Task
Write the records out again exactly, leaving no images in.

Supplied records
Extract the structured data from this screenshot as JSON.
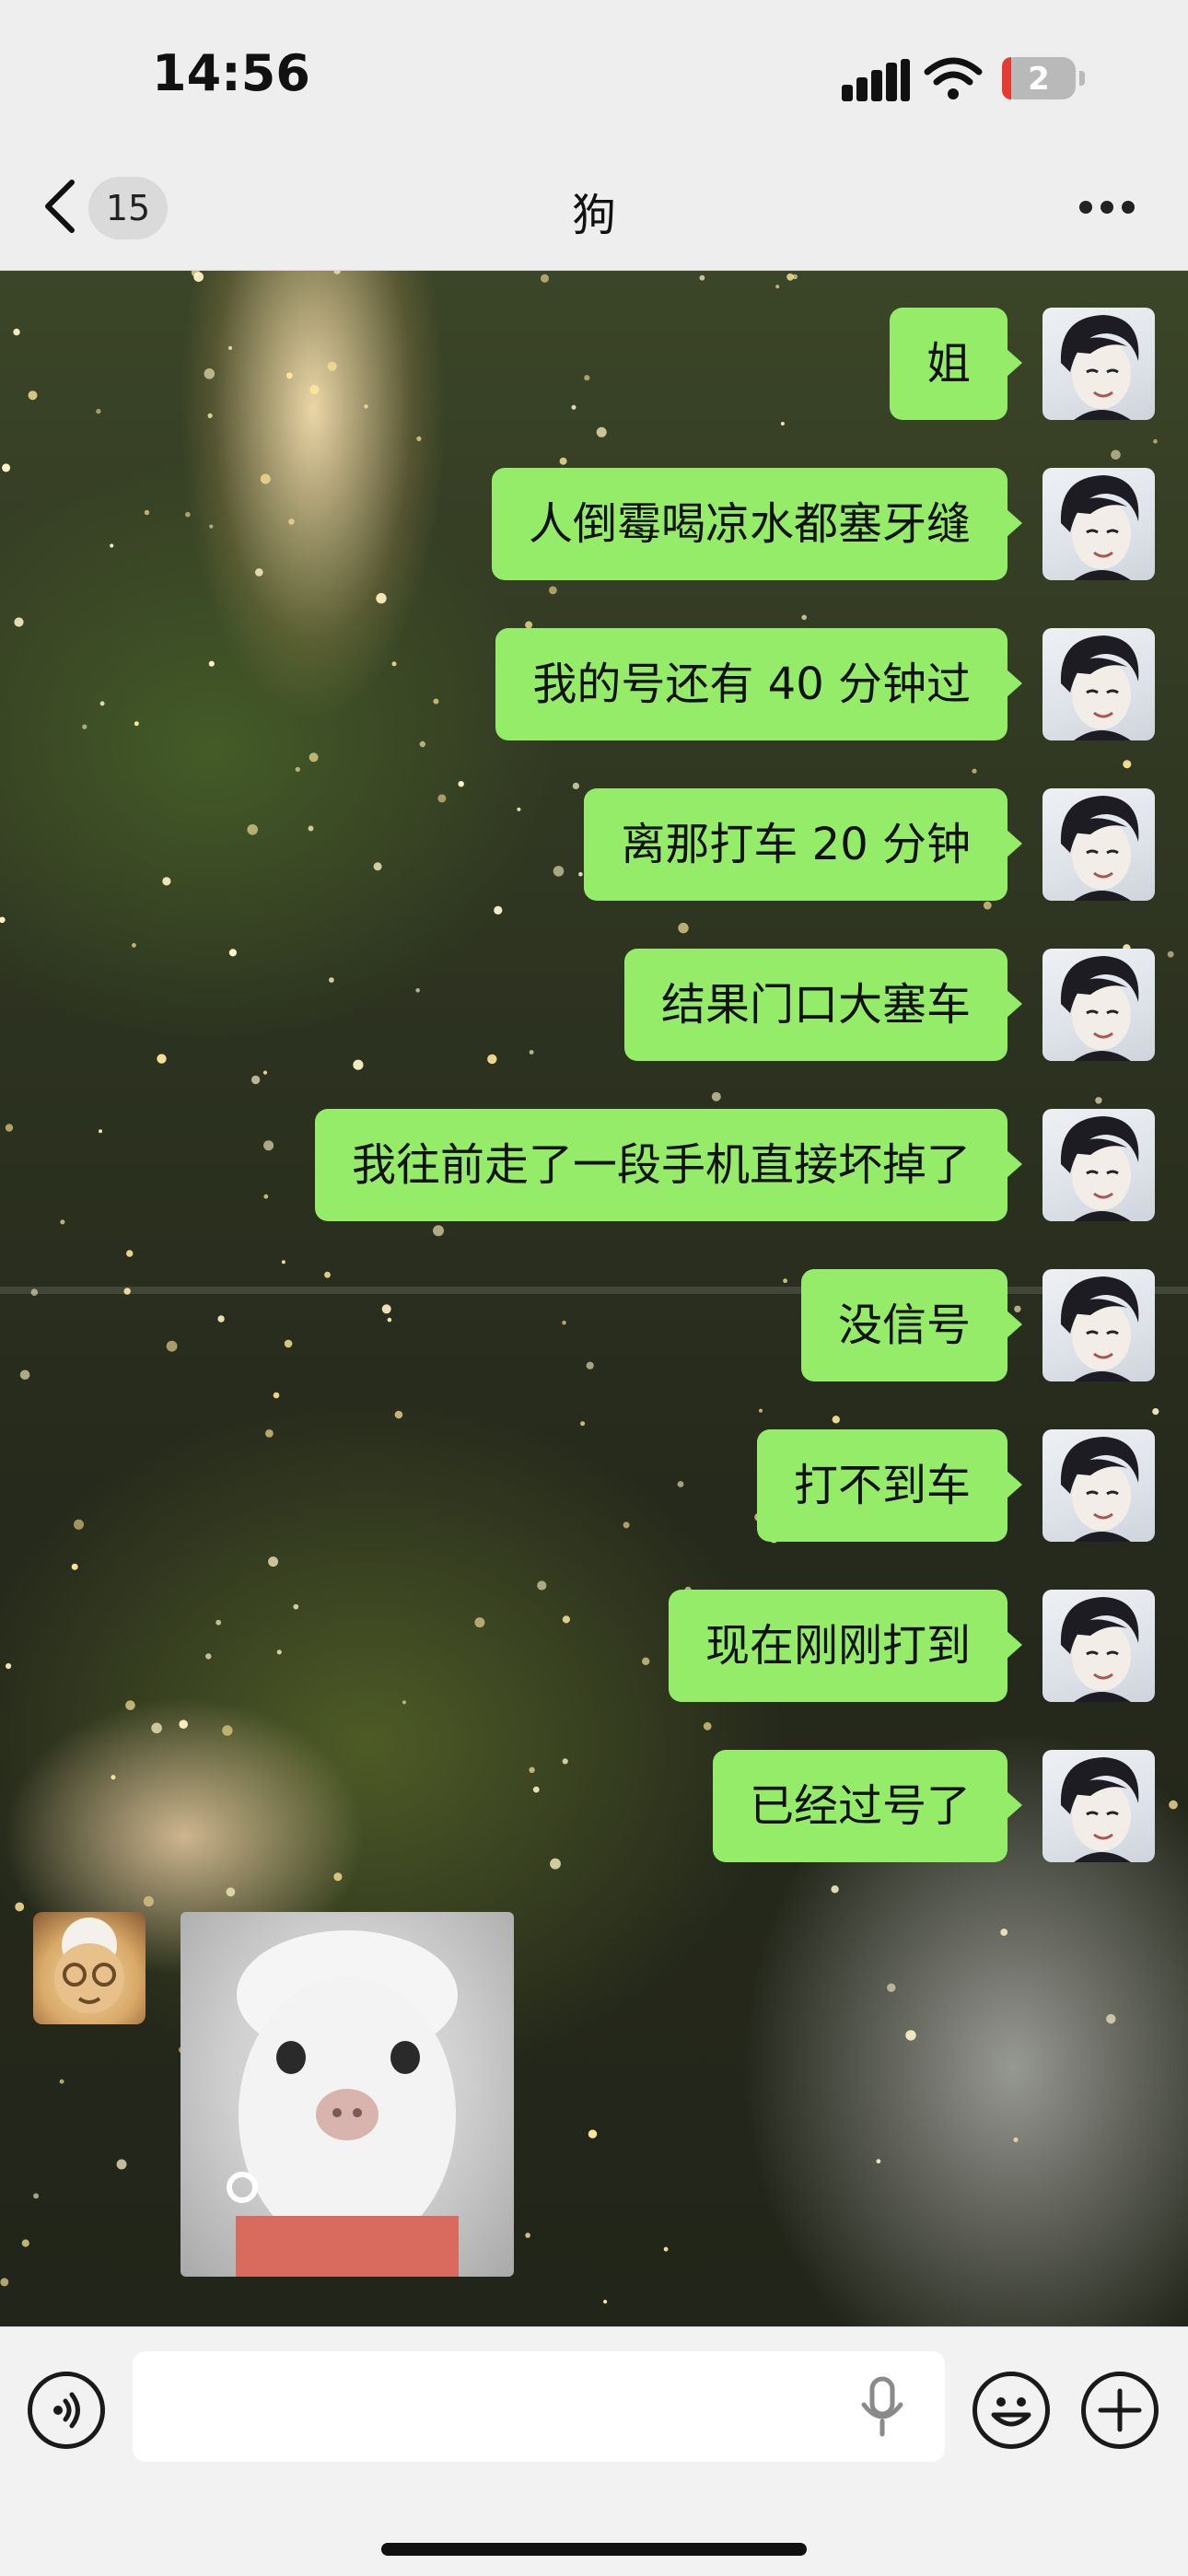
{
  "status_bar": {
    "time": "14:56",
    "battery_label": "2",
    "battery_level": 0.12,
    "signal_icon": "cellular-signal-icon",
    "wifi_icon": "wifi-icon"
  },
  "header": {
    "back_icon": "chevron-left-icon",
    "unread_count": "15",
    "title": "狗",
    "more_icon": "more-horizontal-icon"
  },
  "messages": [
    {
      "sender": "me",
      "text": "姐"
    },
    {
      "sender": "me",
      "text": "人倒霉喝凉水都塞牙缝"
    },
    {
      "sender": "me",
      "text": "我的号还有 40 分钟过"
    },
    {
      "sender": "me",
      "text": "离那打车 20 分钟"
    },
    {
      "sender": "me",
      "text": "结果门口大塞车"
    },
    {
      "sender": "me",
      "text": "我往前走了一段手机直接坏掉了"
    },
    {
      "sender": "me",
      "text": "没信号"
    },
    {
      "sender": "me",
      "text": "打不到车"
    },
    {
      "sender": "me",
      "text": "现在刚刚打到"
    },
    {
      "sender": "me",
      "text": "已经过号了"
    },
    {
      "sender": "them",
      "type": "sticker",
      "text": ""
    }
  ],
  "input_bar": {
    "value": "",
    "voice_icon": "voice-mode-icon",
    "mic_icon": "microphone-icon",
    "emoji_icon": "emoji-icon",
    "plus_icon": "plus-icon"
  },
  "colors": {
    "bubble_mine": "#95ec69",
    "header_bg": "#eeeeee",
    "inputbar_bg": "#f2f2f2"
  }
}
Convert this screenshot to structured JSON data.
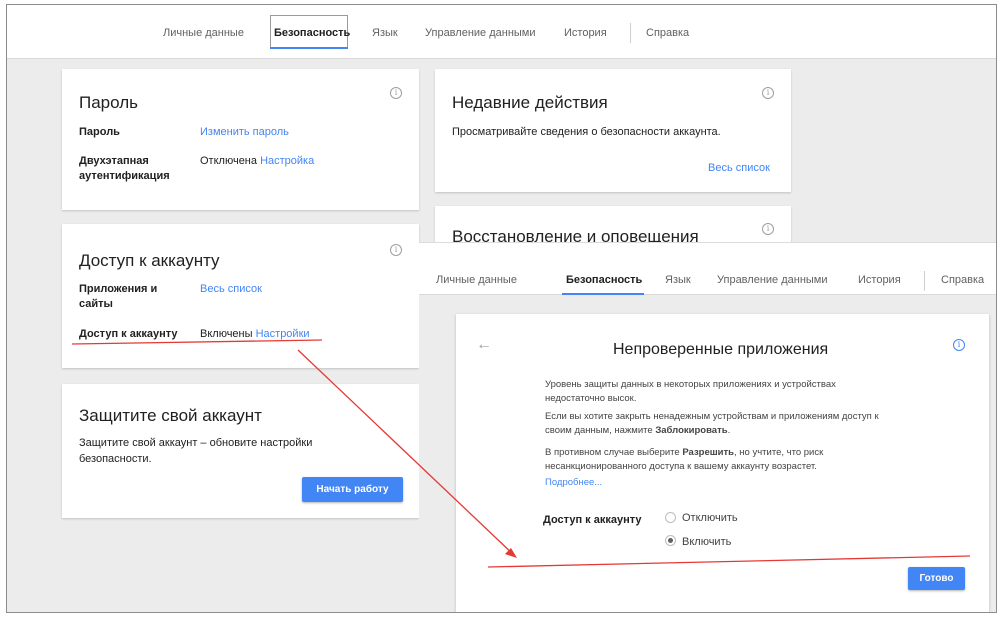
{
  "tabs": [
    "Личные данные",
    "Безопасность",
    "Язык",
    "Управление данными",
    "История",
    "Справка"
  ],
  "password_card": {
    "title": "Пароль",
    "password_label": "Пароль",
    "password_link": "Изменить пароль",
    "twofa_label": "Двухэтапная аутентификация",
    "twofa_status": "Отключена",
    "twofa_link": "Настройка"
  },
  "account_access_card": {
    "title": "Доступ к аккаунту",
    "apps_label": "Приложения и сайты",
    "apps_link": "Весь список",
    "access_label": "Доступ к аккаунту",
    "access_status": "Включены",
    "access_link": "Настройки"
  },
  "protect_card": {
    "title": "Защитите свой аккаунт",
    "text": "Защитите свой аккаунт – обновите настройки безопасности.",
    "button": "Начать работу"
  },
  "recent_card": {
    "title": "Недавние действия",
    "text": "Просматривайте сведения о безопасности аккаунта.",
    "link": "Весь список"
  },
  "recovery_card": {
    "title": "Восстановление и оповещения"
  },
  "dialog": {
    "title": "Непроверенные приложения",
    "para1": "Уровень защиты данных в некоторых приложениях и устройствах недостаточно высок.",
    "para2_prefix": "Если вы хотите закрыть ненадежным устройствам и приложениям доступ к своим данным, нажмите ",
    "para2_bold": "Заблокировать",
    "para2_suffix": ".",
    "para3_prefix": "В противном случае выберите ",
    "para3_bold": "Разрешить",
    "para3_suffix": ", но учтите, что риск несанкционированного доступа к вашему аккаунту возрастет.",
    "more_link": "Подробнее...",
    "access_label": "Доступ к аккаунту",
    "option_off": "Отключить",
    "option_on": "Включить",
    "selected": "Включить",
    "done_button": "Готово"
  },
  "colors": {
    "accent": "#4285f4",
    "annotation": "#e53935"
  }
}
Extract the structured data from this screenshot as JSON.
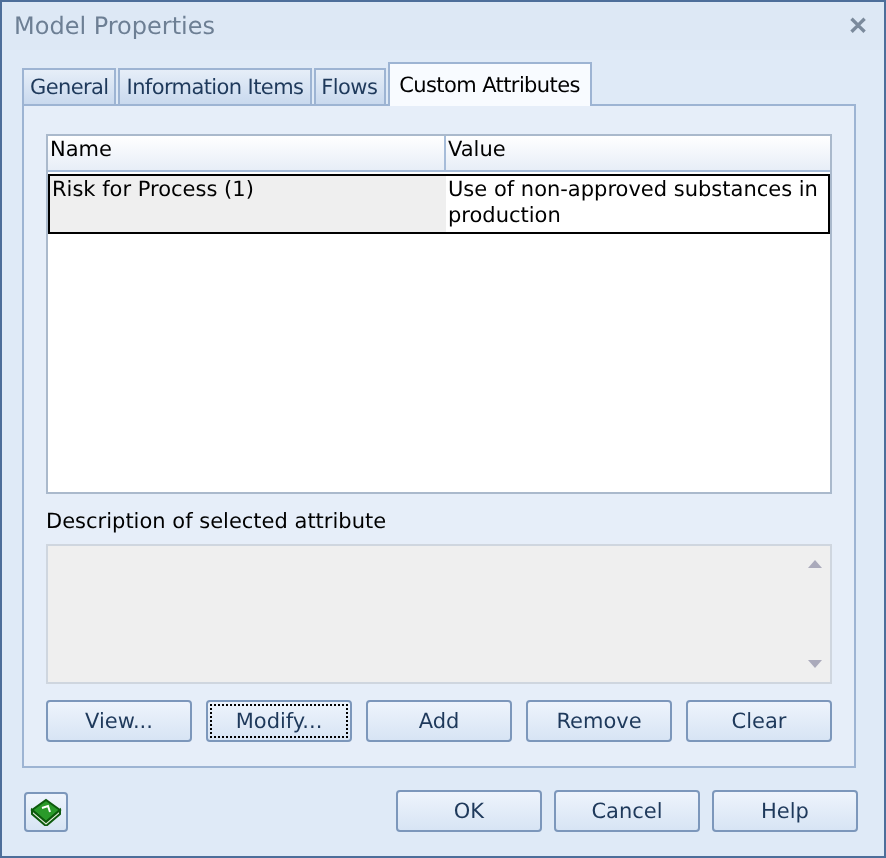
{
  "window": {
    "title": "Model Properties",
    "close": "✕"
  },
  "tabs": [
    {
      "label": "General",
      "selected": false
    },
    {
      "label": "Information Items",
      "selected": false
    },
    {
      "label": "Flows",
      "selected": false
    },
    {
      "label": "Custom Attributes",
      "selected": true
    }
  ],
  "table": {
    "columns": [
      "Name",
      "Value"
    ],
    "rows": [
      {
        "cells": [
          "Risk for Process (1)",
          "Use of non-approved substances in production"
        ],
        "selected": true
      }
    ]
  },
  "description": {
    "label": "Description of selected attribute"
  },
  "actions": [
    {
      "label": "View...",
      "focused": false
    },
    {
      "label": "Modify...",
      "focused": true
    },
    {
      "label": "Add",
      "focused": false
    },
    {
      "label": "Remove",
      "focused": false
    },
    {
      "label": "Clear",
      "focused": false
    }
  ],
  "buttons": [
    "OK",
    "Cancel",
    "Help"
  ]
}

Final result
Extract the structured data from this screenshot as JSON.
{
  "status_bar": {
    "time": "14:56",
    "battery_label": "2",
    "battery_level": 0.12,
    "signal_icon": "cellular-signal-icon",
    "wifi_icon": "wifi-icon"
  },
  "header": {
    "back_icon": "chevron-left-icon",
    "unread_count": "15",
    "title": "狗",
    "more_icon": "more-horizontal-icon"
  },
  "messages": [
    {
      "sender": "me",
      "text": "姐"
    },
    {
      "sender": "me",
      "text": "人倒霉喝凉水都塞牙缝"
    },
    {
      "sender": "me",
      "text": "我的号还有 40 分钟过"
    },
    {
      "sender": "me",
      "text": "离那打车 20 分钟"
    },
    {
      "sender": "me",
      "text": "结果门口大塞车"
    },
    {
      "sender": "me",
      "text": "我往前走了一段手机直接坏掉了"
    },
    {
      "sender": "me",
      "text": "没信号"
    },
    {
      "sender": "me",
      "text": "打不到车"
    },
    {
      "sender": "me",
      "text": "现在刚刚打到"
    },
    {
      "sender": "me",
      "text": "已经过号了"
    },
    {
      "sender": "them",
      "type": "sticker",
      "text": ""
    }
  ],
  "input_bar": {
    "value": "",
    "voice_icon": "voice-mode-icon",
    "mic_icon": "microphone-icon",
    "emoji_icon": "emoji-icon",
    "plus_icon": "plus-icon"
  },
  "colors": {
    "bubble_mine": "#95ec69",
    "header_bg": "#eeeeee",
    "inputbar_bg": "#f2f2f2"
  }
}
Convert this screenshot to structured JSON data.
{
  "tabs": [
    "Личные данные",
    "Безопасность",
    "Язык",
    "Управление данными",
    "История",
    "Справка"
  ],
  "password_card": {
    "title": "Пароль",
    "password_label": "Пароль",
    "password_link": "Изменить пароль",
    "twofa_label": "Двухэтапная аутентификация",
    "twofa_status": "Отключена",
    "twofa_link": "Настройка"
  },
  "account_access_card": {
    "title": "Доступ к аккаунту",
    "apps_label": "Приложения и сайты",
    "apps_link": "Весь список",
    "access_label": "Доступ к аккаунту",
    "access_status": "Включены",
    "access_link": "Настройки"
  },
  "protect_card": {
    "title": "Защитите свой аккаунт",
    "text": "Защитите свой аккаунт – обновите настройки безопасности.",
    "button": "Начать работу"
  },
  "recent_card": {
    "title": "Недавние действия",
    "text": "Просматривайте сведения о безопасности аккаунта.",
    "link": "Весь список"
  },
  "recovery_card": {
    "title": "Восстановление и оповещения"
  },
  "dialog": {
    "title": "Непроверенные приложения",
    "para1": "Уровень защиты данных в некоторых приложениях и устройствах недостаточно высок.",
    "para2_prefix": "Если вы хотите закрыть ненадежным устройствам и приложениям доступ к своим данным, нажмите ",
    "para2_bold": "Заблокировать",
    "para2_suffix": ".",
    "para3_prefix": "В противном случае выберите ",
    "para3_bold": "Разрешить",
    "para3_suffix": ", но учтите, что риск несанкционированного доступа к вашему аккаунту возрастет.",
    "more_link": "Подробнее...",
    "access_label": "Доступ к аккаунту",
    "option_off": "Отключить",
    "option_on": "Включить",
    "selected": "Включить",
    "done_button": "Готово"
  },
  "colors": {
    "accent": "#4285f4",
    "annotation": "#e53935"
  }
}
Extract the structured data from this screenshot as JSON.
{
  "window": {
    "title": "Model Properties",
    "close": "✕"
  },
  "tabs": [
    {
      "label": "General",
      "selected": false
    },
    {
      "label": "Information Items",
      "selected": false
    },
    {
      "label": "Flows",
      "selected": false
    },
    {
      "label": "Custom Attributes",
      "selected": true
    }
  ],
  "table": {
    "columns": [
      "Name",
      "Value"
    ],
    "rows": [
      {
        "cells": [
          "Risk for Process (1)",
          "Use of non-approved substances in production"
        ],
        "selected": true
      }
    ]
  },
  "description": {
    "label": "Description of selected attribute"
  },
  "actions": [
    {
      "label": "View...",
      "focused": false
    },
    {
      "label": "Modify...",
      "focused": true
    },
    {
      "label": "Add",
      "focused": false
    },
    {
      "label": "Remove",
      "focused": false
    },
    {
      "label": "Clear",
      "focused": false
    }
  ],
  "buttons": [
    "OK",
    "Cancel",
    "Help"
  ]
}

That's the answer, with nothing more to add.